- _TASK TO CARRY OUT_
From the entries that follow, list every line in which the string "reģions" appears.
------ INFORMATION GIVEN ------
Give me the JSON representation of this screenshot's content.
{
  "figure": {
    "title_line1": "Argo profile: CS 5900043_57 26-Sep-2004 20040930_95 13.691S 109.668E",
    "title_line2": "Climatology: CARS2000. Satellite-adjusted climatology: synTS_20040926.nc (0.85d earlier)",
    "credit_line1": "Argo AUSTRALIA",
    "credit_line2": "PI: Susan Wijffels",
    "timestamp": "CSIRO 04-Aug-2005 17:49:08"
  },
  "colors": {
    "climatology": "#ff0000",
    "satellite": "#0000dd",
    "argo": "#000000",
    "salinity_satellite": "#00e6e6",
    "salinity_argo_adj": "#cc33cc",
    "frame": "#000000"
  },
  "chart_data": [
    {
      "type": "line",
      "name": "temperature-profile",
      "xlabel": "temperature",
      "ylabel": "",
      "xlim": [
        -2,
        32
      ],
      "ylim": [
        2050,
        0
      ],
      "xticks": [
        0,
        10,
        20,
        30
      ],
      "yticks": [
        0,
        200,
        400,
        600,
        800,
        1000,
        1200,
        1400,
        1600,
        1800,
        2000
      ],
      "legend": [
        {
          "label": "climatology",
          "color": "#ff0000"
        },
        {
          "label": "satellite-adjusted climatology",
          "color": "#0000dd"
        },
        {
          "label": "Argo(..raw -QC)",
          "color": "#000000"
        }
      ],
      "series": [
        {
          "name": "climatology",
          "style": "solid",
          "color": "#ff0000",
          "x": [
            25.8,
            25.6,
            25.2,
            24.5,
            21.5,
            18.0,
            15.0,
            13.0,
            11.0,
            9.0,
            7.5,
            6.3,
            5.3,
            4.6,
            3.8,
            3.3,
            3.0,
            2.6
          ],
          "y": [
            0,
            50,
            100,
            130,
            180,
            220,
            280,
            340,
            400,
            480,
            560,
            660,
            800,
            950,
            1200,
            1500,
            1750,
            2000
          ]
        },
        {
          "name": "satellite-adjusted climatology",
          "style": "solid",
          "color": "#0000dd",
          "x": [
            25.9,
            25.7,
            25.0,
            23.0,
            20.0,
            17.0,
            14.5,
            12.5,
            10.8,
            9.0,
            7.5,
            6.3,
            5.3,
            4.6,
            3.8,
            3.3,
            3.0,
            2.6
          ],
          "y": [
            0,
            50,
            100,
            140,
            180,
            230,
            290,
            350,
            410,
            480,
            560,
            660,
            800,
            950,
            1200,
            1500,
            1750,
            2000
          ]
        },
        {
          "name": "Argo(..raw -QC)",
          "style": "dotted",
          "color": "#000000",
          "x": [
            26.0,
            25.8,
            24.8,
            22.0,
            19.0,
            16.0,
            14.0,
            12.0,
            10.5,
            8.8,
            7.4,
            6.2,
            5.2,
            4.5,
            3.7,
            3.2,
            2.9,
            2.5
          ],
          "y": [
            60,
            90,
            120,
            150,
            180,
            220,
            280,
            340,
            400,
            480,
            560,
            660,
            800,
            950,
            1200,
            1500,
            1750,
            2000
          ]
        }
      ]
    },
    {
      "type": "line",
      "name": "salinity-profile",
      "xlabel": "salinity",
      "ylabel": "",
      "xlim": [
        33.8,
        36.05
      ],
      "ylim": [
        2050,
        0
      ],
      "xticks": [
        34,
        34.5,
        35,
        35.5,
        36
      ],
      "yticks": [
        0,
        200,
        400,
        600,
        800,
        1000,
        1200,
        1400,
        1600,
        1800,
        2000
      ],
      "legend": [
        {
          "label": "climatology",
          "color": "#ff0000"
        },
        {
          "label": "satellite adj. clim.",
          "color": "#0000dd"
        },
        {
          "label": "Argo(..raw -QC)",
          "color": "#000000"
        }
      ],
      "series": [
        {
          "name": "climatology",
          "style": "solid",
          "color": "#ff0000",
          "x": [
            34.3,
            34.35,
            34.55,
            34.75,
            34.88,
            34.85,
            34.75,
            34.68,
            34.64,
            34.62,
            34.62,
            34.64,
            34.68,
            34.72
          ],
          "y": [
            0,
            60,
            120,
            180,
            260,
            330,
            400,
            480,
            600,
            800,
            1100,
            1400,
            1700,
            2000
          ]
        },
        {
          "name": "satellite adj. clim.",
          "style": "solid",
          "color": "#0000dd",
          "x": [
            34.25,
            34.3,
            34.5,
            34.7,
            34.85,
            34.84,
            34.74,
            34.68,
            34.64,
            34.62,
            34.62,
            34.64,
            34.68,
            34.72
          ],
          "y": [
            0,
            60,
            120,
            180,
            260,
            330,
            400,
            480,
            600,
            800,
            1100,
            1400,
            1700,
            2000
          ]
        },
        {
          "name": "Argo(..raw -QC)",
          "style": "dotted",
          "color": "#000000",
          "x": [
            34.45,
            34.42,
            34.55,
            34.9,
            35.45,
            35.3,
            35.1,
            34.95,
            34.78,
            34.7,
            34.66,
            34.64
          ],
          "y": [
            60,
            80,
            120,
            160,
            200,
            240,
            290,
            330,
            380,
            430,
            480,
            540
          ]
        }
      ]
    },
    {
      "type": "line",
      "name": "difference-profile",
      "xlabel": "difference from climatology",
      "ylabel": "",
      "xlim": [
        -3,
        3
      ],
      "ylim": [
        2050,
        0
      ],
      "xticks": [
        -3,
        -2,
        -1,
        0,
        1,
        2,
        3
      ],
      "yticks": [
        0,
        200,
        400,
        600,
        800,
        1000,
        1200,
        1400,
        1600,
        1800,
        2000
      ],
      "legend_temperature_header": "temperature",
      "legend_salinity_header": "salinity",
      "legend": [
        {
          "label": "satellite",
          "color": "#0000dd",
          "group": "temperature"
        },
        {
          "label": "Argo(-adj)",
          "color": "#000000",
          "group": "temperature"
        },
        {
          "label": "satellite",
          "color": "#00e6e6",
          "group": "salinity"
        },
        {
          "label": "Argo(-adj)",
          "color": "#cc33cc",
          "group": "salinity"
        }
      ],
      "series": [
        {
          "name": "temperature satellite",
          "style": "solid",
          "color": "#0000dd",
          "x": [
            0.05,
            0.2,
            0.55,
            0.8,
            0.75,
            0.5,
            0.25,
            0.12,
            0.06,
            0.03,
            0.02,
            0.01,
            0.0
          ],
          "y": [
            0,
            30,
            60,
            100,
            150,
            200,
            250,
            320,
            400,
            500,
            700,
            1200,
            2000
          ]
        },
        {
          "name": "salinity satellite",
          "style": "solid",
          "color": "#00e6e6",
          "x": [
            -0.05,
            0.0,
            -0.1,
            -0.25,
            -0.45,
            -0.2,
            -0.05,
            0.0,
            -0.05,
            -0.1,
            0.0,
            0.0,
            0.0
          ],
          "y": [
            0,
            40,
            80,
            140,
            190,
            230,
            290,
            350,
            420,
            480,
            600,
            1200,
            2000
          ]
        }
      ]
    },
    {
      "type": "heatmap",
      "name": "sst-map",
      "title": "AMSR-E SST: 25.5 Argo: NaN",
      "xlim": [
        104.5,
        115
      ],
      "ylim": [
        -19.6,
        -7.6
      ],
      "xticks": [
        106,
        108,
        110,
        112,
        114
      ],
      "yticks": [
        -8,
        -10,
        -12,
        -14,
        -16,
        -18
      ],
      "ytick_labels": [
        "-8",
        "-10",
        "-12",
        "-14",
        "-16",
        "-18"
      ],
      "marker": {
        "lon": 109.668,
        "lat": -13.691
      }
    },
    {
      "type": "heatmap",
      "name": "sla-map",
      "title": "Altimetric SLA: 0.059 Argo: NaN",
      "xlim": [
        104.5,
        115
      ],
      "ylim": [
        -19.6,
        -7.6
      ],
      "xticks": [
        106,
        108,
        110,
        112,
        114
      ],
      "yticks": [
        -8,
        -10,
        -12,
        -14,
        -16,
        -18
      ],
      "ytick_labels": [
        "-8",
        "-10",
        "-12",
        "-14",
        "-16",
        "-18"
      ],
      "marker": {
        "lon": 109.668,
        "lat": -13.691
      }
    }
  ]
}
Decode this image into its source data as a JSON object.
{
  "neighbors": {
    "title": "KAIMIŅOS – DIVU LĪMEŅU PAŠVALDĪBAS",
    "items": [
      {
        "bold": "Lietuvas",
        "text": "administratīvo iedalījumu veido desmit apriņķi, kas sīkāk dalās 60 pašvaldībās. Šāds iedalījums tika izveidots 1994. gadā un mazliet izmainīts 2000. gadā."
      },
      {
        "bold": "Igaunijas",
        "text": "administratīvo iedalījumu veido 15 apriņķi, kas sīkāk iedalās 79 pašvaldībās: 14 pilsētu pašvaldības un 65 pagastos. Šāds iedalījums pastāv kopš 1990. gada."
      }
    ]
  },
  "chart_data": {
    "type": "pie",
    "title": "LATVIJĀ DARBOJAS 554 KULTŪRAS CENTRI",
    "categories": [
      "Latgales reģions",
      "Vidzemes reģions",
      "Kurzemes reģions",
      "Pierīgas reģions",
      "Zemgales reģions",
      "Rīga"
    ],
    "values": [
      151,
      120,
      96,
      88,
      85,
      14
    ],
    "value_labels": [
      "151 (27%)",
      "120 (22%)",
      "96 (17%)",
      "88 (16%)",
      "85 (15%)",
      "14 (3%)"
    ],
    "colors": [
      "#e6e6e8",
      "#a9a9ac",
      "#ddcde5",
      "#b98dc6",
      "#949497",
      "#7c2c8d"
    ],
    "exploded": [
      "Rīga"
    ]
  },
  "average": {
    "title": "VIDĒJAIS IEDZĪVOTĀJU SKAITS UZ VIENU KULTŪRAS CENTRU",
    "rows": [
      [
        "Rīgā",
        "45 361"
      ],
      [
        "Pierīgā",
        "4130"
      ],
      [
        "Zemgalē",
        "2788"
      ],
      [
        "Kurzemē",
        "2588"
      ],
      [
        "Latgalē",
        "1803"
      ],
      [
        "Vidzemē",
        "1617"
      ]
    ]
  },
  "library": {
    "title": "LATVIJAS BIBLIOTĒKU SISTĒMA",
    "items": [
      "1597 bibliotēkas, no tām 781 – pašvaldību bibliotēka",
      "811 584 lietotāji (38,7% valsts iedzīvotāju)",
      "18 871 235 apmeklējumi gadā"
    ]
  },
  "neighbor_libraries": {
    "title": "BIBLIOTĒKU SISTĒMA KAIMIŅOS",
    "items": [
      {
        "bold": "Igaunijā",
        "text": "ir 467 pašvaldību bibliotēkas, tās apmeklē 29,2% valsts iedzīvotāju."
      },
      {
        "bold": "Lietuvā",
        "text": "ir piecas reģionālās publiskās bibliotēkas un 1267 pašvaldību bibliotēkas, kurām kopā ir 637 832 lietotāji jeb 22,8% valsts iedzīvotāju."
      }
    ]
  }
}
------
- _SOLUTION TO THE EXERCISE_
      "Latgales reģions",
      "Vidzemes reģions",
      "Kurzemes reģions",
      "Pierīgas reģions",
      "Zemgales reģions",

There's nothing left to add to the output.